* BEGIN Data in this exercise *

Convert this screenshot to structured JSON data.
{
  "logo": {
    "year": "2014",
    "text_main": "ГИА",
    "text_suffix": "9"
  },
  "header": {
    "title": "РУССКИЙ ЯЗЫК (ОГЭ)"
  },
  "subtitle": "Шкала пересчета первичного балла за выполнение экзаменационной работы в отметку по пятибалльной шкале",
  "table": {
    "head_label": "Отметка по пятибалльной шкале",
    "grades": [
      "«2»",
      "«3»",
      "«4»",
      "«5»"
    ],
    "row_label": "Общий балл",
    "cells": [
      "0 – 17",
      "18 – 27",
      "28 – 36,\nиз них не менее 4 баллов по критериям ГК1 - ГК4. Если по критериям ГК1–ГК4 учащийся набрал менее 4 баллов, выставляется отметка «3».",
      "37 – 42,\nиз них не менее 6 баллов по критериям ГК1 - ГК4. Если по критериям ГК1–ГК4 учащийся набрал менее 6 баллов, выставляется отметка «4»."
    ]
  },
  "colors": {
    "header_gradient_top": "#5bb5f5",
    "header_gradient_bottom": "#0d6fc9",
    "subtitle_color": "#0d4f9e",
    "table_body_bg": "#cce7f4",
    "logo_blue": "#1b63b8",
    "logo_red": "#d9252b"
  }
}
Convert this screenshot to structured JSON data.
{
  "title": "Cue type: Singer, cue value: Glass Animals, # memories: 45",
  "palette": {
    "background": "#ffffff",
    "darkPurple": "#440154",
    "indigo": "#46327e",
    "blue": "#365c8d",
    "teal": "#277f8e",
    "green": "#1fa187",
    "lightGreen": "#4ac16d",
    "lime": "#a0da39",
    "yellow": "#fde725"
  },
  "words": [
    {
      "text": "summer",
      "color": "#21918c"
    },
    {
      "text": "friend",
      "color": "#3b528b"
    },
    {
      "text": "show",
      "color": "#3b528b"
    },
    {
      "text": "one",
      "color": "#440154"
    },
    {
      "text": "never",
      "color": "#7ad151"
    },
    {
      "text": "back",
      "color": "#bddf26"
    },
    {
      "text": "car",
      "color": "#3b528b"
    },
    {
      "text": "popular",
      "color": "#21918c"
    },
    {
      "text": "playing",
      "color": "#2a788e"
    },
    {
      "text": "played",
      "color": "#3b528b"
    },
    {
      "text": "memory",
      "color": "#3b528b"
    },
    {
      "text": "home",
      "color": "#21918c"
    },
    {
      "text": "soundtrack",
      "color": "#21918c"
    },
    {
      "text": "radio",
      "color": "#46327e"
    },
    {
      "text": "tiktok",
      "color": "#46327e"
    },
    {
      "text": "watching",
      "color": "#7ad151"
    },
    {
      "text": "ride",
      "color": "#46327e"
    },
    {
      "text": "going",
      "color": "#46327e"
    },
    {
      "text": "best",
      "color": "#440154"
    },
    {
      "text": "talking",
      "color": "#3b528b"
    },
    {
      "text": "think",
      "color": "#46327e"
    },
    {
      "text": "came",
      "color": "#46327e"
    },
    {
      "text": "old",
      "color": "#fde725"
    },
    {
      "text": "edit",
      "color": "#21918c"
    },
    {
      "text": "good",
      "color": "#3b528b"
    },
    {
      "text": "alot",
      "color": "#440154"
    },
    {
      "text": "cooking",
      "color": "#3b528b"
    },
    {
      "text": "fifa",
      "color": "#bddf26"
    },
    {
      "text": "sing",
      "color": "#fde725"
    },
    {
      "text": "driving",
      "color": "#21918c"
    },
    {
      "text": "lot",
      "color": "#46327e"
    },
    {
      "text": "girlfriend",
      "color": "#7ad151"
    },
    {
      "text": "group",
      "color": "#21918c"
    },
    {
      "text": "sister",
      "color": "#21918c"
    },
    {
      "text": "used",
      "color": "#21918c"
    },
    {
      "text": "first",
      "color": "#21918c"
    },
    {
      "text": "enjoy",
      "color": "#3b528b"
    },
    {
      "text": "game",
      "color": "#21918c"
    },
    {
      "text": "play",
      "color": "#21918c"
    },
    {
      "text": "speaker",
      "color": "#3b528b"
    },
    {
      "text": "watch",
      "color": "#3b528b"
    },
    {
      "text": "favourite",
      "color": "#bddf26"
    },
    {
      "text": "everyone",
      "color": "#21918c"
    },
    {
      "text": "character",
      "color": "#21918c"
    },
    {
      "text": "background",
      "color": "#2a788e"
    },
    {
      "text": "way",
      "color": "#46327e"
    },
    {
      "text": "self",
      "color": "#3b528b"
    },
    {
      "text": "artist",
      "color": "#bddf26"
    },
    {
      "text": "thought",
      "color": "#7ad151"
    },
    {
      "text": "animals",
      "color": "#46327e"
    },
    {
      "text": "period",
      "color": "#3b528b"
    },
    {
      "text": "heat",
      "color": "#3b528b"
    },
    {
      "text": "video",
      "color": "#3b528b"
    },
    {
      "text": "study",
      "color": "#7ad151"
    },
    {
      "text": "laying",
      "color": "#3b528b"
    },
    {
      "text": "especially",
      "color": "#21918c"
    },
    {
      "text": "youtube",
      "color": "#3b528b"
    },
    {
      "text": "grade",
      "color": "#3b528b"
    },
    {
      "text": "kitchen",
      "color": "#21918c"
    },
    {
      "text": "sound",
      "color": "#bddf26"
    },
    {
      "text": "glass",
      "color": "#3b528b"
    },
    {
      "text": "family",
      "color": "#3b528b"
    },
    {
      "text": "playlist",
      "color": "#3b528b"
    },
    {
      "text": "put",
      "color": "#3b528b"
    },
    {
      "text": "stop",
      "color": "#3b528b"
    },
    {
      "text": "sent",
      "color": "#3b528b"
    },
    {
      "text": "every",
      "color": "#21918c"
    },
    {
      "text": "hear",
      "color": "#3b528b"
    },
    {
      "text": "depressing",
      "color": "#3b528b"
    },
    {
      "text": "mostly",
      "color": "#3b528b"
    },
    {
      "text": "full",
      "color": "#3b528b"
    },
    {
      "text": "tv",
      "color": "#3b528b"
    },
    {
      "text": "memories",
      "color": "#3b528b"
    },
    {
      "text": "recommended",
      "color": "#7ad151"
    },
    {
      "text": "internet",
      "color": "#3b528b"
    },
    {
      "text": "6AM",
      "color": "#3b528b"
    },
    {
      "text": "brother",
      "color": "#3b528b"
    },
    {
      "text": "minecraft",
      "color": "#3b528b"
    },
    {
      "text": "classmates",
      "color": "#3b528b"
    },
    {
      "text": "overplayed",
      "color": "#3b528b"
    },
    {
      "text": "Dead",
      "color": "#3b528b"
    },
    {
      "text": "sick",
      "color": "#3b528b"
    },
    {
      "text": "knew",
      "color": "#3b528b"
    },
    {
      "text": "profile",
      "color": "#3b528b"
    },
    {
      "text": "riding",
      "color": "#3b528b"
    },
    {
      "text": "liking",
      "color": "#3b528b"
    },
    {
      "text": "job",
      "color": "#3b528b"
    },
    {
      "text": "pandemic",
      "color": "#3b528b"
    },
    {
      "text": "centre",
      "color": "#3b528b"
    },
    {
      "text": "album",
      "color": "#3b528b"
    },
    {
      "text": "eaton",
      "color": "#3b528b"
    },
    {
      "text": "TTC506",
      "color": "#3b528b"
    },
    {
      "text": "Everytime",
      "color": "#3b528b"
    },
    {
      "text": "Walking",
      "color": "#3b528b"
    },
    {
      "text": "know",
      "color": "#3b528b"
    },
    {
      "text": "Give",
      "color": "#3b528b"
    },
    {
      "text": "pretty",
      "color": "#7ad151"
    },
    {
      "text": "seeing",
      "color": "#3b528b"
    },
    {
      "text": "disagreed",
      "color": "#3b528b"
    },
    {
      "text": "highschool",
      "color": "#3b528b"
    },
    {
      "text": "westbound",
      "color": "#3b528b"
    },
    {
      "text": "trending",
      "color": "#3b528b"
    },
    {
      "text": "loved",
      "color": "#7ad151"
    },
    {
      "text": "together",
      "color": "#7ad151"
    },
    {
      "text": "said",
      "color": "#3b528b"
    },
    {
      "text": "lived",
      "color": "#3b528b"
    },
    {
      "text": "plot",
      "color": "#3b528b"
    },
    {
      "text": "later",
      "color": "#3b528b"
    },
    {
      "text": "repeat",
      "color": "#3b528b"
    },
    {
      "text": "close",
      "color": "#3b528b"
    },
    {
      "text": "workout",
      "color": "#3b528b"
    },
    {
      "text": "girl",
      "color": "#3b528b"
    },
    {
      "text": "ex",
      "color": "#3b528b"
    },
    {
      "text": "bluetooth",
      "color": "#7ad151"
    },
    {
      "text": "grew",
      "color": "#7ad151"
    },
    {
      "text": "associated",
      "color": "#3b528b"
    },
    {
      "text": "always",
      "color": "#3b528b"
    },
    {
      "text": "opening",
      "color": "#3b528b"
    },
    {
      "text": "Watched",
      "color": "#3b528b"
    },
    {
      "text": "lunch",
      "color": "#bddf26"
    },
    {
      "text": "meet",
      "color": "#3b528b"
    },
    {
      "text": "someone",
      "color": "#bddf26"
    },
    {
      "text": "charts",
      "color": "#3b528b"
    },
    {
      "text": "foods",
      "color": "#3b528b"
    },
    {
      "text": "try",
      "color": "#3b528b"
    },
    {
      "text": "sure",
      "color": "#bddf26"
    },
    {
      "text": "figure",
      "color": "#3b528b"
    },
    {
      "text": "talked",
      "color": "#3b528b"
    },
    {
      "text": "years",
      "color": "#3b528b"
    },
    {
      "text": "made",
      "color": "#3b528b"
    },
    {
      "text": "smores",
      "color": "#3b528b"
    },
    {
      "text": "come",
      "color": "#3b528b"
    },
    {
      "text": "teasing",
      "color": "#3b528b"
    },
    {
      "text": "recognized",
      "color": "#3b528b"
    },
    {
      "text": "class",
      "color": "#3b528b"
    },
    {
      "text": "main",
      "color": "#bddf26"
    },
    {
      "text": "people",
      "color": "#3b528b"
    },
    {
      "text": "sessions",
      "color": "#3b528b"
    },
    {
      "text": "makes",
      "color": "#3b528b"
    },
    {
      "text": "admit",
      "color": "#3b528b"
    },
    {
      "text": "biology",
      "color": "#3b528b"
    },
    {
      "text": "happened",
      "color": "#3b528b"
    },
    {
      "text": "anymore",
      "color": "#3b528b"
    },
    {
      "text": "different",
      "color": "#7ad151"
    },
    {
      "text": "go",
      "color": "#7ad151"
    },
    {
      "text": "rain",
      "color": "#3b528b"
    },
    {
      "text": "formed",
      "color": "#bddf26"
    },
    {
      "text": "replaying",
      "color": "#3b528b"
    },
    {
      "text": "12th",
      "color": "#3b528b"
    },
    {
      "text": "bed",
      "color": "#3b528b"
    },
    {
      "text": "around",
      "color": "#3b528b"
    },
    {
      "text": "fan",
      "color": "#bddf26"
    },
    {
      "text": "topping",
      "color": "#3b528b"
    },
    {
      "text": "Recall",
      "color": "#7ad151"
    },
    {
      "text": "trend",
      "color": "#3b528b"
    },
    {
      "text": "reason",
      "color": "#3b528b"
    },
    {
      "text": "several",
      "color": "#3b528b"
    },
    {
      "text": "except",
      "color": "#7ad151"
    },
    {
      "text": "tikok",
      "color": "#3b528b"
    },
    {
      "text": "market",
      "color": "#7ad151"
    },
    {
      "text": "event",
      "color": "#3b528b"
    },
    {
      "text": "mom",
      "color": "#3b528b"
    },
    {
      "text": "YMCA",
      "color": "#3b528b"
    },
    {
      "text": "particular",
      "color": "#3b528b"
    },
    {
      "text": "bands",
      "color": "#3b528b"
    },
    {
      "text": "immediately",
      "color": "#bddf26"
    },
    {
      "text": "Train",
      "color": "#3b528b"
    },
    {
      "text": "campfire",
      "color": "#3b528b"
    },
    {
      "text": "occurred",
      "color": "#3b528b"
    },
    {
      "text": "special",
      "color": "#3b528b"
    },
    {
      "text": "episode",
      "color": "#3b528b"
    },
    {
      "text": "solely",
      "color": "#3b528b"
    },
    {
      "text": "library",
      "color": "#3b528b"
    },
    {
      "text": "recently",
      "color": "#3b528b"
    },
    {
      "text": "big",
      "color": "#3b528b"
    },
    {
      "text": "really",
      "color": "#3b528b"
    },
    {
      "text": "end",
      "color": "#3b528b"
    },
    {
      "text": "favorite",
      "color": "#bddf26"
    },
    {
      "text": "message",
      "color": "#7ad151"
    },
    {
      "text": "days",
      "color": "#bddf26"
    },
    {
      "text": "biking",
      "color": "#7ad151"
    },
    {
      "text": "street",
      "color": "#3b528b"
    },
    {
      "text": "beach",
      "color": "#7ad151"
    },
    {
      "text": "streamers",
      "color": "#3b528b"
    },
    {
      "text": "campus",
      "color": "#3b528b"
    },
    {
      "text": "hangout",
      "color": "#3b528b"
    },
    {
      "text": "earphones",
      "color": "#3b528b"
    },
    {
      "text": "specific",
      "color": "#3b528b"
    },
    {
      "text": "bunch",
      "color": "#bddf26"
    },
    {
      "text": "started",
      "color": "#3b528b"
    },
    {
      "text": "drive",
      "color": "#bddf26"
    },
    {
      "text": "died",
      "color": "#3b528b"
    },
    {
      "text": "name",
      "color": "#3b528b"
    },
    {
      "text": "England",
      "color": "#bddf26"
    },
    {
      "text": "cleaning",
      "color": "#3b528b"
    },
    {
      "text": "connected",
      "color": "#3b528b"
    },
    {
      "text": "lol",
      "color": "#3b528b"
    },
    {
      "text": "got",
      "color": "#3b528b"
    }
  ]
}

* END Data in this exercise *

Look above for every line with the word "менее" and copy it.

Written reply |
      "28 – 36,\nиз них не менее 4 баллов по критериям ГК1 - ГК4. Если по критериям ГК1–ГК4 учащийся набрал менее 4 баллов, выставляется отметка «3».",
      "37 – 42,\nиз них не менее 6 баллов по критериям ГК1 - ГК4. Если по критериям ГК1–ГК4 учащийся набрал менее 6 баллов, выставляется отметка «4»."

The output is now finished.